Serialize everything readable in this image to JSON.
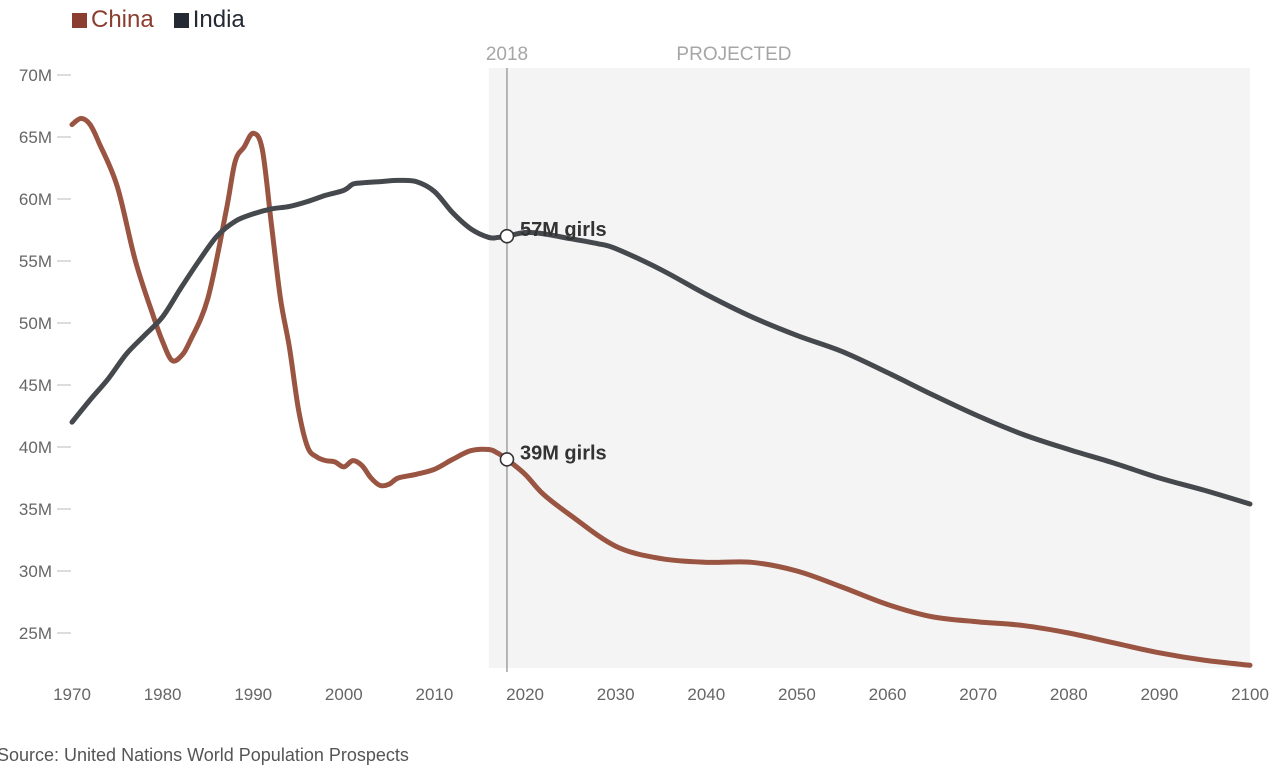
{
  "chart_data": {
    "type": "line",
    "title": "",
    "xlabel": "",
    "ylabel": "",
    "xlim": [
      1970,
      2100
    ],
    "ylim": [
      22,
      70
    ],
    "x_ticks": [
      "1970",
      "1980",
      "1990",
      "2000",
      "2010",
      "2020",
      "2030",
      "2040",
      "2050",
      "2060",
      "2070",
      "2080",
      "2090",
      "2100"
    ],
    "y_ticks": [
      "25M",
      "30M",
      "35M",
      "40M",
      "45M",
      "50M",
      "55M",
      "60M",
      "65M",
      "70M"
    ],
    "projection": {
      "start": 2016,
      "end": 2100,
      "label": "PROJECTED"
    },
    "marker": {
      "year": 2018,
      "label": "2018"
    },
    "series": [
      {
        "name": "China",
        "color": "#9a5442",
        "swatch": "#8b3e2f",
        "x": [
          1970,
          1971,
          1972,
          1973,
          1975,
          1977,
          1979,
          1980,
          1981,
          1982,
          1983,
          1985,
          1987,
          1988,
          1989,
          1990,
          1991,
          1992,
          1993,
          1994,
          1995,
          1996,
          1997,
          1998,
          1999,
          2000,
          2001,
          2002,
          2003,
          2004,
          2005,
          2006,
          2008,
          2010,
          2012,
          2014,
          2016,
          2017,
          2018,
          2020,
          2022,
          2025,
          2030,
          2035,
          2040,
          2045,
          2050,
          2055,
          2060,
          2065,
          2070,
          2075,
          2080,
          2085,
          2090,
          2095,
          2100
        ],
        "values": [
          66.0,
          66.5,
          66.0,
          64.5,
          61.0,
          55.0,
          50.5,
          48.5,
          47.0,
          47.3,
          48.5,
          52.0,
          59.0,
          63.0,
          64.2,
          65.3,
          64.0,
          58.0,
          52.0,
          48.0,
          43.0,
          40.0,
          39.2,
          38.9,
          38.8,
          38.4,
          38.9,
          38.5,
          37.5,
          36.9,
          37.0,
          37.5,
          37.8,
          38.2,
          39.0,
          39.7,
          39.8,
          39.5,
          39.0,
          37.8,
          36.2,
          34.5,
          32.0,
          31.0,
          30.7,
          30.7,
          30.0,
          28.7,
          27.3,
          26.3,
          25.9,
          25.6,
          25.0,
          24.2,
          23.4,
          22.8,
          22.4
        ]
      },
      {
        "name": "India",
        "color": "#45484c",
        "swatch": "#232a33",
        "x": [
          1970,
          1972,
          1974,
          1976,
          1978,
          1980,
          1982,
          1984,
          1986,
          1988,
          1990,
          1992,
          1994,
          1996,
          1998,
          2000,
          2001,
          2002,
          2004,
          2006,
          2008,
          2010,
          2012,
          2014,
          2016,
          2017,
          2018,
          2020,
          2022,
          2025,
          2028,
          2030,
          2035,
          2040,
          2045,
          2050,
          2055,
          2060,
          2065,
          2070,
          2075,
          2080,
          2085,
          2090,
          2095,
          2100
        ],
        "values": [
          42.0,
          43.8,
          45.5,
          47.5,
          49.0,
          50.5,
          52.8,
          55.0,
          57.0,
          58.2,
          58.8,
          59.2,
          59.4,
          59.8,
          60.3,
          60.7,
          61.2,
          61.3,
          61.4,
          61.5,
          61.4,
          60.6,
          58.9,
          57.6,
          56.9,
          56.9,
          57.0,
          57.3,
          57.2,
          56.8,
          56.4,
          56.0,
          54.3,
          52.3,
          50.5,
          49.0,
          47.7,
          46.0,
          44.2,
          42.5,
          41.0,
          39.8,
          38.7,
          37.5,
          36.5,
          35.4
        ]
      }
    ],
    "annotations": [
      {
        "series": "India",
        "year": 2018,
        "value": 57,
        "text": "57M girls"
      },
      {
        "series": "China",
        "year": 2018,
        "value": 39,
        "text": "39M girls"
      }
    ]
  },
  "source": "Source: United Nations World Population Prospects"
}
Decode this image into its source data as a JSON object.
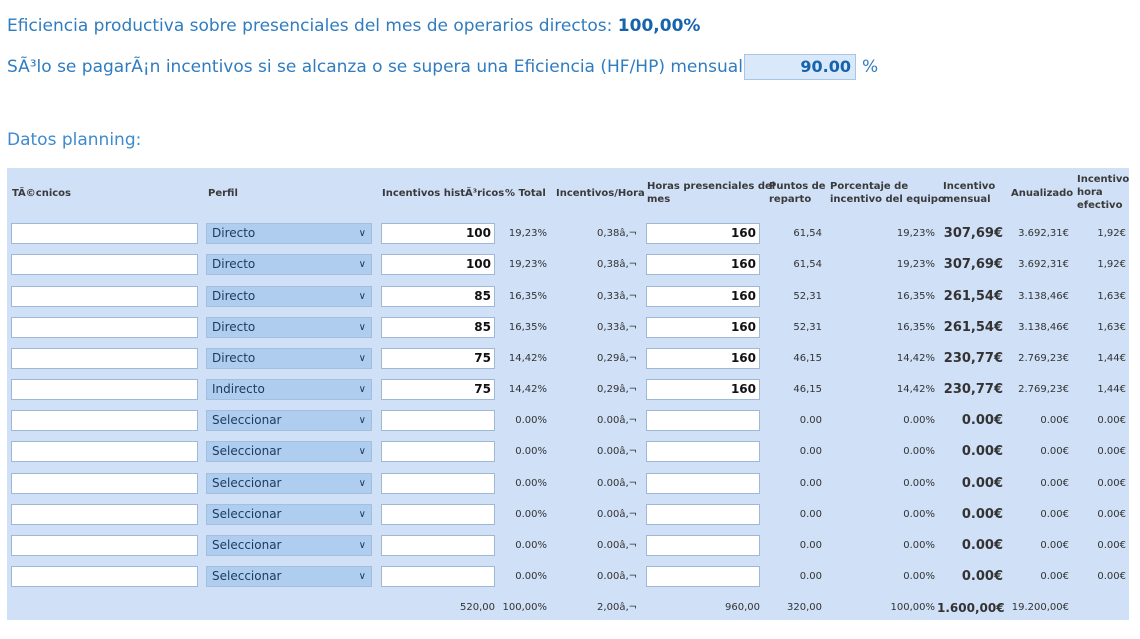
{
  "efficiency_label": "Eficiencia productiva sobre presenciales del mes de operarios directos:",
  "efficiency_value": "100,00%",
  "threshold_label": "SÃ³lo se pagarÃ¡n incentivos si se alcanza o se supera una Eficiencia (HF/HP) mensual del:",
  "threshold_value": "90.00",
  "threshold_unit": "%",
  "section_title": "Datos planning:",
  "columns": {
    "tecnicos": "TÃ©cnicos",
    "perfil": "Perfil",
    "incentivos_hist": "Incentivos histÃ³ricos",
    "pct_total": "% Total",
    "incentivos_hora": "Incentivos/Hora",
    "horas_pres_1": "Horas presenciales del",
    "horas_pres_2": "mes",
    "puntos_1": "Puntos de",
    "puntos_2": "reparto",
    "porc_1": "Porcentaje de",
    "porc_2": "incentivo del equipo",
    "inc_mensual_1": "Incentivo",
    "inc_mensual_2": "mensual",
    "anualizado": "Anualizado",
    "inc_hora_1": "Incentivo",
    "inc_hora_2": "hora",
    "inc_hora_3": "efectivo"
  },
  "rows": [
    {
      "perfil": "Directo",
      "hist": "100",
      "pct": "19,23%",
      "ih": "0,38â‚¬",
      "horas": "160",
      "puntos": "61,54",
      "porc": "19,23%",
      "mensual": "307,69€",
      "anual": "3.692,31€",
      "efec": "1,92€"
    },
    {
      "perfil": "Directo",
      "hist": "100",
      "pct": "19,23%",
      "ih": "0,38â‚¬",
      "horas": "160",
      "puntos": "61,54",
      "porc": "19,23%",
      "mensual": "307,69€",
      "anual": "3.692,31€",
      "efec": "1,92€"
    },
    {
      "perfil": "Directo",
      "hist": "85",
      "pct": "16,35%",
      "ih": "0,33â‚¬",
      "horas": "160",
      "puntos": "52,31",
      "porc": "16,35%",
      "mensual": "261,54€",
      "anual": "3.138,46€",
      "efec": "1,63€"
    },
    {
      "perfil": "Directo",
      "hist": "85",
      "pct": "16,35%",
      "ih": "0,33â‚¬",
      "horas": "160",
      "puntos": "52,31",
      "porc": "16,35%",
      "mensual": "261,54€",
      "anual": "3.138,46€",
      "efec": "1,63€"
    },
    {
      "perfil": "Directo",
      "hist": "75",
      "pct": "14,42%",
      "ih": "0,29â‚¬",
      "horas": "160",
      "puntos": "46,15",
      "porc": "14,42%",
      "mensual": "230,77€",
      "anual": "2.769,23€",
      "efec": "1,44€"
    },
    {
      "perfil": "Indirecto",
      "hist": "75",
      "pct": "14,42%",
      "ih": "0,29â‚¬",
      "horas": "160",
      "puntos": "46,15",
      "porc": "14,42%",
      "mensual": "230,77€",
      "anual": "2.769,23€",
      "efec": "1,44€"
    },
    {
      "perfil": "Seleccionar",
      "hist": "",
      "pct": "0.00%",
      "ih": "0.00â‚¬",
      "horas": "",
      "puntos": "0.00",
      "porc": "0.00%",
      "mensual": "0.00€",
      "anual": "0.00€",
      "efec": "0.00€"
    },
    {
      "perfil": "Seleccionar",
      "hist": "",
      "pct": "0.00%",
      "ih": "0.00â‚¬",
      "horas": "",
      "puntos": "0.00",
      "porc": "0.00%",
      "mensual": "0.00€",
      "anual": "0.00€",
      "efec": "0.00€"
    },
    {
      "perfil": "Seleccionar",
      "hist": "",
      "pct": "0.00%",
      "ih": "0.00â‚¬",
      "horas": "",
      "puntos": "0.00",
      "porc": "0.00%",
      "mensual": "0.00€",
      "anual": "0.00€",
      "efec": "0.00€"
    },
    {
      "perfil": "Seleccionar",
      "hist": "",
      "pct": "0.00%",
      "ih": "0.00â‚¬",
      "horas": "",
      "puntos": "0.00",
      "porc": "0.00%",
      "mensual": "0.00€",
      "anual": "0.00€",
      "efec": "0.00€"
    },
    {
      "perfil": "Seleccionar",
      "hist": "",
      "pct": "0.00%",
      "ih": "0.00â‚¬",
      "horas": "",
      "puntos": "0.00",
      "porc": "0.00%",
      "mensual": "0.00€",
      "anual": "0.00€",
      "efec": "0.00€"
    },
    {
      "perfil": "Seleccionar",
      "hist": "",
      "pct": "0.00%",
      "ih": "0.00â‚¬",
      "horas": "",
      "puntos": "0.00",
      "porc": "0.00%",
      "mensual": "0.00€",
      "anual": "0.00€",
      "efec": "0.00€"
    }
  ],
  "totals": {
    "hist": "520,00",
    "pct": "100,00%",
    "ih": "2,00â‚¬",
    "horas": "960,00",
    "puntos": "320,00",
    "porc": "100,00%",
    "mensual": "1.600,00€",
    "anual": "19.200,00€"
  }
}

--- SET EXERCISE ---
Find every line in the records that contains the word "presenciales"; copy those lines.

--- SOLUTION FOR THIS TASK ---
  "efficiency_label": "Eficiencia productiva sobre presenciales del mes de operarios directos:",
    "horas_pres_1": "Horas presenciales del",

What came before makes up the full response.